» RECORDS FOR THIS EXERCISE
>> Start

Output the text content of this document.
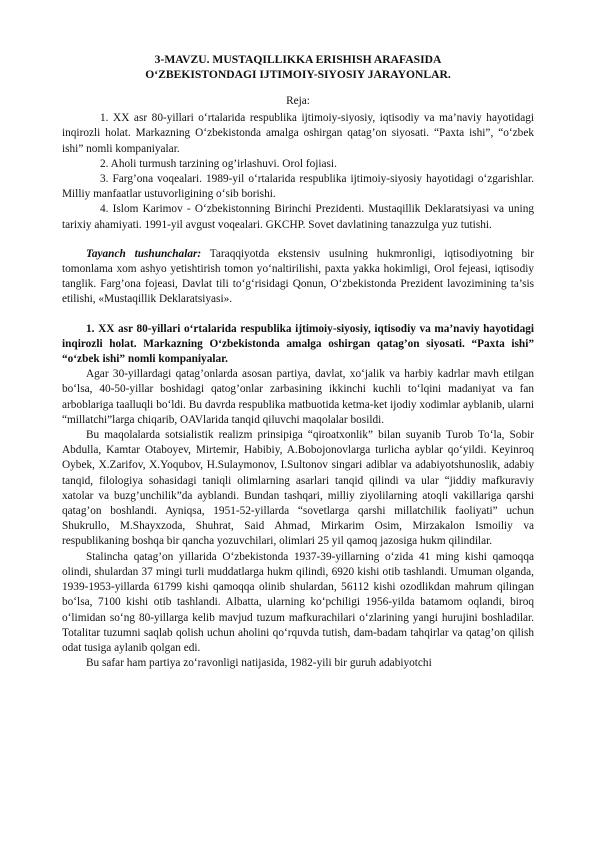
3-MAVZU. MUSTAQILLIKKA ERISHISH ARAFASIDA
O‘ZBEKISTONDAGI IJTIMOIY-SIYOSIY JARAYONLAR.
Reja:

1. XX asr 80-yillari o‘rtalarida respublika ijtimoiy-siyosiy, iqtisodiy va ma’naviy hayotidagi inqirozli holat. Markazning O‘zbekistonda amalga oshirgan qatag’on siyosati. “Paxta ishi”, “o‘zbek ishi” nomli kompaniyalar.

2. Aholi turmush tarzining og’irlashuvi. Orol fojiasi.

3. Farg’ona voqealari. 1989-yil o‘rtalarida respublika ijtimoiy-siyosiy hayotidagi o‘zgarishlar. Milliy manfaatlar ustuvorligining o‘sib borishi.

4. Islom Karimov - O‘zbekistonning Birinchi Prezidenti. Mustaqillik Deklaratsiyasi va uning tarixiy ahamiyati. 1991-yil avgust voqealari. GKCHP. Sovet davlatining tanazzulga yuz tutishi.

Tayanch tushunchalar: Taraqqiyotda ekstensiv usulning hukmronligi, iqtisodiyotning bir tomonlama xom ashyo yetishtirish tomon yo‘naltirilishi, paxta yakka hokimligi, Orol fejeasi, iqtisodiy tanglik. Farg’ona fojeasi, Davlat tili to‘g‘risidagi Qonun, O‘zbekistonda Prezident lavozimining ta’sis etilishi, «Mustaqillik Deklaratsiyasi».

1. XX asr 80-yillari o‘rtalarida respublika ijtimoiy-siyosiy, iqtisodiy va ma’naviy hayotidagi inqirozli holat. Markazning O‘zbekistonda amalga oshirgan qatag’on siyosati. “Paxta ishi” “o‘zbek ishi” nomli kompaniyalar.

Agar 30-yillardagi qatag’onlarda asosan partiya, davlat, xo‘jalik va harbiy kadrlar mavh etilgan bo‘lsa, 40-50-yillar boshidagi qatog’onlar zarbasining ikkinchi kuchli to‘lqini madaniyat va fan arboblariga taalluqli bo‘ldi. Bu davrda respublika matbuotida ketma-ket ijodiy xodimlar ayblanib, ularni “millatchi”larga chiqarib, OAVlarida tanqid qiluvchi maqolalar bosildi.

Bu maqolalarda sotsialistik realizm prinsipiga “qiroatxonlik” bilan suyanib Turob To‘la, Sobir Abdulla, Kamtar Otaboyev, Mirtemir, Habibiy, A.Bobojonovlarga turlicha ayblar qo‘yildi. Keyinroq Oybek, X.Zarifov, X.Yoqubov, H.Sulaymonov, I.Sultonov singari adiblar va adabiyotshunoslik, adabiy tanqid, filologiya sohasidagi taniqli olimlarning asarlari tanqid qilindi va ular “jiddiy mafkuraviy xatolar va buzg’unchilik”da ayblandi. Bundan tashqari, milliy ziyolilarning atoqli vakillariga qarshi qatag’on boshlandi. Ayniqsa, 1951-52-yillarda “sovetlarga qarshi millatchilik faoliyati” uchun Shukrullo, M.Shayxzoda, Shuhrat, Said Ahmad, Mirkarim Osim, Mirzakalon Ismoiliy va respublikaning boshqa bir qancha yozuvchilari, olimlari 25 yil qamoq jazosiga hukm qilindilar.

Stalincha qatag’on yillarida O‘zbekistonda 1937-39-yillarning o‘zida 41 ming kishi qamoqqa olindi, shulardan 37 mingi turli muddatlarga hukm qilindi, 6920 kishi otib tashlandi. Umuman olganda, 1939-1953-yillarda 61799 kishi qamoqqa olinib shulardan, 56112 kishi ozodlikdan mahrum qilingan bo‘lsa, 7100 kishi otib tashlandi. Albatta, ularning ko‘pchiligi 1956-yilda batamom oqlandi, biroq o‘limidan so‘ng 80-yillarga kelib mavjud tuzum mafkurachilari o‘zlarining yangi hurujini boshladilar. Totalitar tuzumni saqlab qolish uchun aholini qo‘rquvda tutish, dam-badam tahqirlar va qatag’on qilish odat tusiga aylanib qolgan edi.

Bu safar ham partiya zo‘ravonligi natijasida, 1982-yili bir guruh adabiyotchi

>> End

» YOUR GOAL
Print the records above exactly as they stand, but leave out the pictures.

» EXERCISE RESULT
Output the text content of this document.
3-MAVZU. MUSTAQILLIKKA ERISHISH ARAFASIDA
O‘ZBEKISTONDAGI IJTIMOIY-SIYOSIY JARAYONLAR.
Reja:

1. XX asr 80-yillari o‘rtalarida respublika ijtimoiy-siyosiy, iqtisodiy va ma’naviy hayotidagi inqirozli holat. Markazning O‘zbekistonda amalga oshirgan qatag’on siyosati. “Paxta ishi”, “o‘zbek ishi” nomli kompaniyalar.

2. Aholi turmush tarzining og’irlashuvi. Orol fojiasi.

3. Farg’ona voqealari. 1989-yil o‘rtalarida respublika ijtimoiy-siyosiy hayotidagi o‘zgarishlar. Milliy manfaatlar ustuvorligining o‘sib borishi.

4. Islom Karimov - O‘zbekistonning Birinchi Prezidenti. Mustaqillik Deklaratsiyasi va uning tarixiy ahamiyati. 1991-yil avgust voqealari. GKCHP. Sovet davlatining tanazzulga yuz tutishi.

Tayanch tushunchalar: Taraqqiyotda ekstensiv usulning hukmronligi, iqtisodiyotning bir tomonlama xom ashyo yetishtirish tomon yo‘naltirilishi, paxta yakka hokimligi, Orol fejeasi, iqtisodiy tanglik. Farg’ona fojeasi, Davlat tili to‘g‘risidagi Qonun, O‘zbekistonda Prezident lavozimining ta’sis etilishi, «Mustaqillik Deklaratsiyasi».

1. XX asr 80-yillari o‘rtalarida respublika ijtimoiy-siyosiy, iqtisodiy va ma’naviy hayotidagi inqirozli holat. Markazning O‘zbekistonda amalga oshirgan qatag’on siyosati. “Paxta ishi” “o‘zbek ishi” nomli kompaniyalar.

Agar 30-yillardagi qatag’onlarda asosan partiya, davlat, xo‘jalik va harbiy kadrlar mavh etilgan bo‘lsa, 40-50-yillar boshidagi qatog’onlar zarbasining ikkinchi kuchli to‘lqini madaniyat va fan arboblariga taalluqli bo‘ldi. Bu davrda respublika matbuotida ketma-ket ijodiy xodimlar ayblanib, ularni “millatchi”larga chiqarib, OAVlarida tanqid qiluvchi maqolalar bosildi.

Bu maqolalarda sotsialistik realizm prinsipiga “qiroatxonlik” bilan suyanib Turob To‘la, Sobir Abdulla, Kamtar Otaboyev, Mirtemir, Habibiy, A.Bobojonovlarga turlicha ayblar qo‘yildi. Keyinroq Oybek, X.Zarifov, X.Yoqubov, H.Sulaymonov, I.Sultonov singari adiblar va adabiyotshunoslik, adabiy tanqid, filologiya sohasidagi taniqli olimlarning asarlari tanqid qilindi va ular “jiddiy mafkuraviy xatolar va buzg’unchilik”da ayblandi. Bundan tashqari, milliy ziyolilarning atoqli vakillariga qarshi qatag’on boshlandi. Ayniqsa, 1951-52-yillarda “sovetlarga qarshi millatchilik faoliyati” uchun Shukrullo, M.Shayxzoda, Shuhrat, Said Ahmad, Mirkarim Osim, Mirzakalon Ismoiliy va respublikaning boshqa bir qancha yozuvchilari, olimlari 25 yil qamoq jazosiga hukm qilindilar.

Stalincha qatag’on yillarida O‘zbekistonda 1937-39-yillarning o‘zida 41 ming kishi qamoqqa olindi, shulardan 37 mingi turli muddatlarga hukm qilindi, 6920 kishi otib tashlandi. Umuman olganda, 1939-1953-yillarda 61799 kishi qamoqqa olinib shulardan, 56112 kishi ozodlikdan mahrum qilingan bo‘lsa, 7100 kishi otib tashlandi. Albatta, ularning ko‘pchiligi 1956-yilda batamom oqlandi, biroq o‘limidan so‘ng 80-yillarga kelib mavjud tuzum mafkurachilari o‘zlarining yangi hurujini boshladilar. Totalitar tuzumni saqlab qolish uchun aholini qo‘rquvda tutish, dam-badam tahqirlar va qatag’on qilish odat tusiga aylanib qolgan edi.

Bu safar ham partiya zo‘ravonligi natijasida, 1982-yili bir guruh adabiyotchi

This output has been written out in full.